**WHAT THE TASK ASKS**
Leave the pictures out. Return all other data exactly.

**RECORDS SHOWN**

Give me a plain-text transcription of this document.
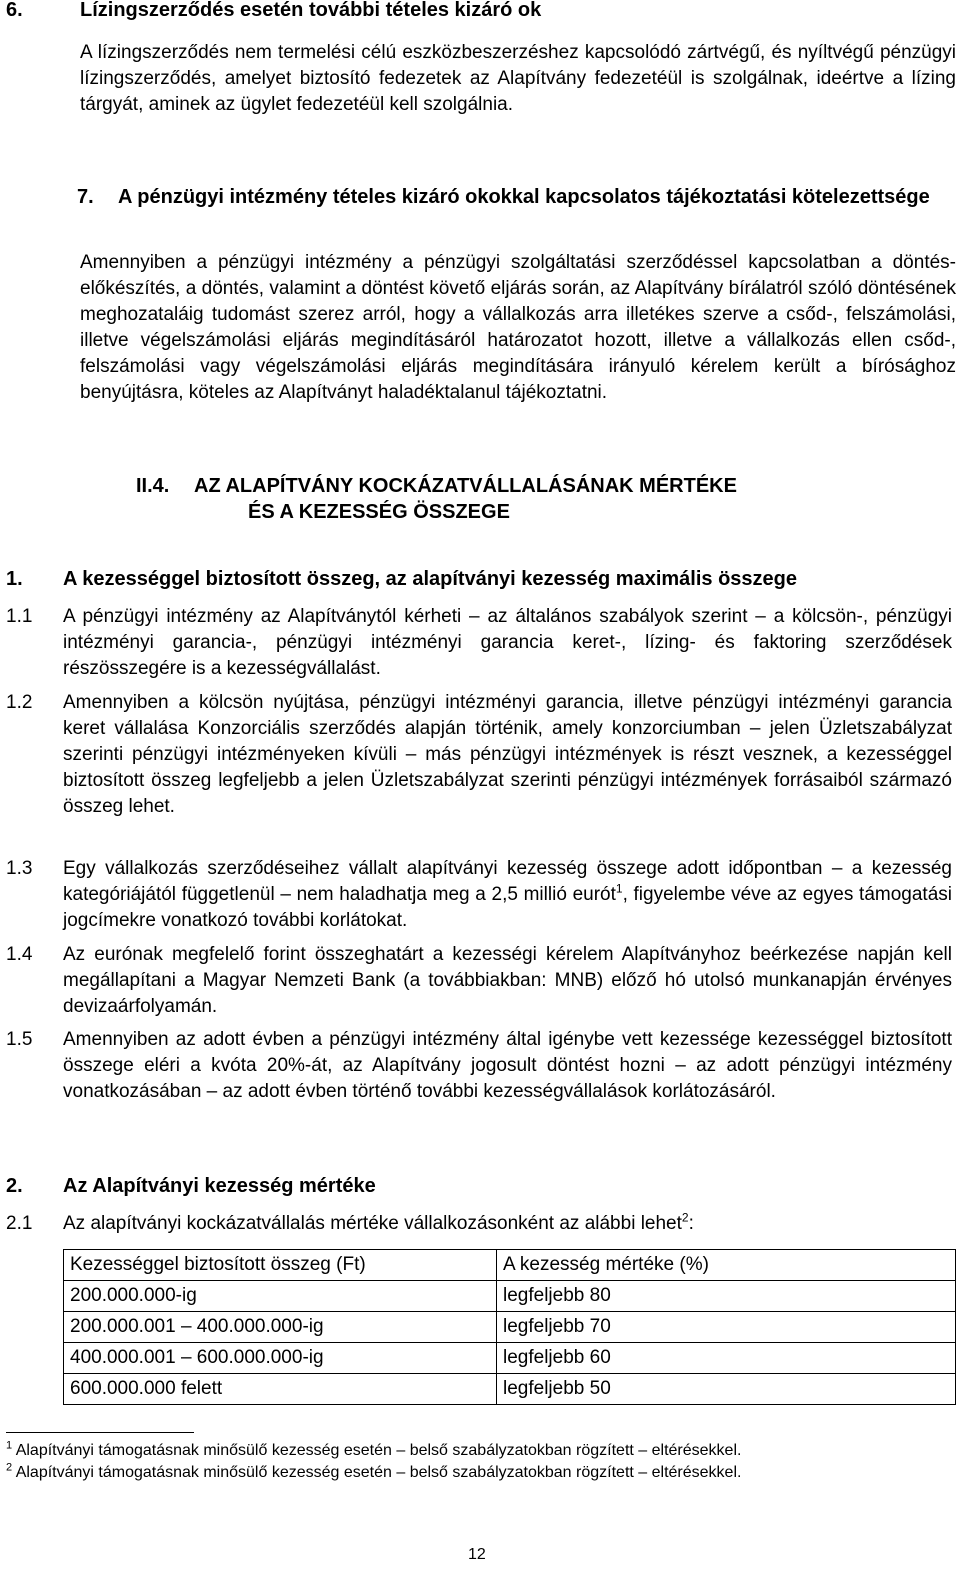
6.	Lízingszerződés esetén további tételes kizáró ok
A lízingszerződés nem termelési célú eszközbeszerzéshez kapcsolódó zártvégű, és nyíltvégű pénzügyi lízingszerződés, amelyet biztosító fedezetek az Alapítvány fedezetéül is szolgálnak, ideértve a lízing tárgyát, aminek az ügylet fedezetéül kell szolgálnia.
7.	A pénzügyi intézmény tételes kizáró okokkal kapcsolatos tájékoztatási kötelezettsége
Amennyiben a pénzügyi intézmény a pénzügyi szolgáltatási szerződéssel kapcsolatban a döntés-előkészítés, a döntés, valamint a döntést követő eljárás során, az Alapítvány bírálatról szóló döntésének meghozataláig tudomást szerez arról, hogy a vállalkozás arra illetékes szerve a csőd-, felszámolási, illetve végelszámolási eljárás megindításáról határozatot hozott, illetve a vállalkozás ellen csőd-, felszámolási vagy végelszámolási eljárás megindítására irányuló kérelem került a bírósághoz benyújtásra, köteles az Alapítványt haladéktalanul tájékoztatni.
II.4. AZ ALAPÍTVÁNY KOCKÁZATVÁLLALÁSÁNAK MÉRTÉKE
ÉS A KEZESSÉG ÖSSZEGE
1. A kezességgel biztosított összeg, az alapítványi kezesség maximális összege
1.1 A pénzügyi intézmény az Alapítványtól kérheti – az általános szabályok szerint – a kölcsön-, pénzügyi intézményi garancia-, pénzügyi intézményi garancia keret-, lízing- és faktoring szerződések részösszegére is a kezességvállalást.
1.2 Amennyiben a kölcsön nyújtása, pénzügyi intézményi garancia, illetve pénzügyi intézményi garancia keret vállalása Konzorciális szerződés alapján történik, amely konzorciumban – jelen Üzletszabályzat szerinti pénzügyi intézményeken kívüli – más pénzügyi intézmények is részt vesznek, a kezességgel biztosított összeg legfeljebb a jelen Üzletszabályzat szerinti pénzügyi intézmények forrásaiból származó összeg lehet.
1.3 Egy vállalkozás szerződéseihez vállalt alapítványi kezesség összege adott időpontban – a kezesség kategóriájától függetlenül – nem haladhatja meg a 2,5 millió eurót$^1$, figyelembe véve az egyes támogatási jogcímekre vonatkozó további korlátokat.
1.4 Az eurónak megfelelő forint összeghatárt a kezességi kérelem Alapítványhoz beérkezése napján kell megállapítani a Magyar Nemzeti Bank (a továbbiakban: MNB) előző hó utolsó munkanapján érvényes devizaárfolyamán.
1.5 Amennyiben az adott évben a pénzügyi intézmény által igénybe vett kezessége kezességgel biztosított összege eléri a kvóta 20%-át, az Alapítvány jogosult döntést hozni – az adott pénzügyi intézmény vonatkozásában – az adott évben történő további kezességvállalások korlátozásáról.
2. Az Alapítványi kezesség mértéke
2.1 Az alapítványi kockázatvállalás mértéke vállalkozásonként az alábbi lehet$^2$:
Kezességgel biztosított összeg (Ft)	A kezesség mértéke (%)
200.000.000-ig	legfeljebb 80
200.000.001 – 400.000.000-ig	legfeljebb 70
400.000.001 – 600.000.000-ig	legfeljebb 60
600.000.000 felett	legfeljebb 50
$^1$ Alapítványi támogatásnak minősülő kezesség esetén – belső szabályzatokban rögzített – eltérésekkel.
$^2$ Alapítványi támogatásnak minősülő kezesség esetén – belső szabályzatokban rögzített – eltérésekkel.
12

**FINISHED TASK**
Give me a plain-text transcription of this document.
6.	Lízingszerződés esetén további tételes kizáró ok
A lízingszerződés nem termelési célú eszközbeszerzéshez kapcsolódó zártvégű, és nyíltvégű pénzügyi lízingszerződés, amelyet biztosító fedezetek az Alapítvány fedezetéül is szolgálnak, ideértve a lízing tárgyát, aminek az ügylet fedezetéül kell szolgálnia.
7.	A pénzügyi intézmény tételes kizáró okokkal kapcsolatos tájékoztatási kötelezettsége
Amennyiben a pénzügyi intézmény a pénzügyi szolgáltatási szerződéssel kapcsolatban a döntés-előkészítés, a döntés, valamint a döntést követő eljárás során, az Alapítvány bírálatról szóló döntésének meghozataláig tudomást szerez arról, hogy a vállalkozás arra illetékes szerve a csőd-, felszámolási, illetve végelszámolási eljárás megindításáról határozatot hozott, illetve a vállalkozás ellen csőd-, felszámolási vagy végelszámolási eljárás megindítására irányuló kérelem került a bírósághoz benyújtásra, köteles az Alapítványt haladéktalanul tájékoztatni.
II.4. AZ ALAPÍTVÁNY KOCKÁZATVÁLLALÁSÁNAK MÉRTÉKE
ÉS A KEZESSÉG ÖSSZEGE
1. A kezességgel biztosított összeg, az alapítványi kezesség maximális összege
1.1 A pénzügyi intézmény az Alapítványtól kérheti – az általános szabályok szerint – a kölcsön-, pénzügyi intézményi garancia-, pénzügyi intézményi garancia keret-, lízing- és faktoring szerződések részösszegére is a kezességvállalást.
1.2 Amennyiben a kölcsön nyújtása, pénzügyi intézményi garancia, illetve pénzügyi intézményi garancia keret vállalása Konzorciális szerződés alapján történik, amely konzorciumban – jelen Üzletszabályzat szerinti pénzügyi intézményeken kívüli – más pénzügyi intézmények is részt vesznek, a kezességgel biztosított összeg legfeljebb a jelen Üzletszabályzat szerinti pénzügyi intézmények forrásaiból származó összeg lehet.
1.3 Egy vállalkozás szerződéseihez vállalt alapítványi kezesség összege adott időpontban – a kezesség kategóriájától függetlenül – nem haladhatja meg a 2,5 millió eurót$^1$, figyelembe véve az egyes támogatási jogcímekre vonatkozó további korlátokat.
1.4 Az eurónak megfelelő forint összeghatárt a kezességi kérelem Alapítványhoz beérkezése napján kell megállapítani a Magyar Nemzeti Bank (a továbbiakban: MNB) előző hó utolsó munkanapján érvényes devizaárfolyamán.
1.5 Amennyiben az adott évben a pénzügyi intézmény által igénybe vett kezessége kezességgel biztosított összege eléri a kvóta 20%-át, az Alapítvány jogosult döntést hozni – az adott pénzügyi intézmény vonatkozásában – az adott évben történő további kezességvállalások korlátozásáról.
2. Az Alapítványi kezesség mértéke
2.1 Az alapítványi kockázatvállalás mértéke vállalkozásonként az alábbi lehet$^2$:
Kezességgel biztosított összeg (Ft)	A kezesség mértéke (%)
200.000.000-ig	legfeljebb 80
200.000.001 – 400.000.000-ig	legfeljebb 70
400.000.001 – 600.000.000-ig	legfeljebb 60
600.000.000 felett	legfeljebb 50
$^1$ Alapítványi támogatásnak minősülő kezesség esetén – belső szabályzatokban rögzített – eltérésekkel.
$^2$ Alapítványi támogatásnak minősülő kezesség esetén – belső szabályzatokban rögzített – eltérésekkel.
12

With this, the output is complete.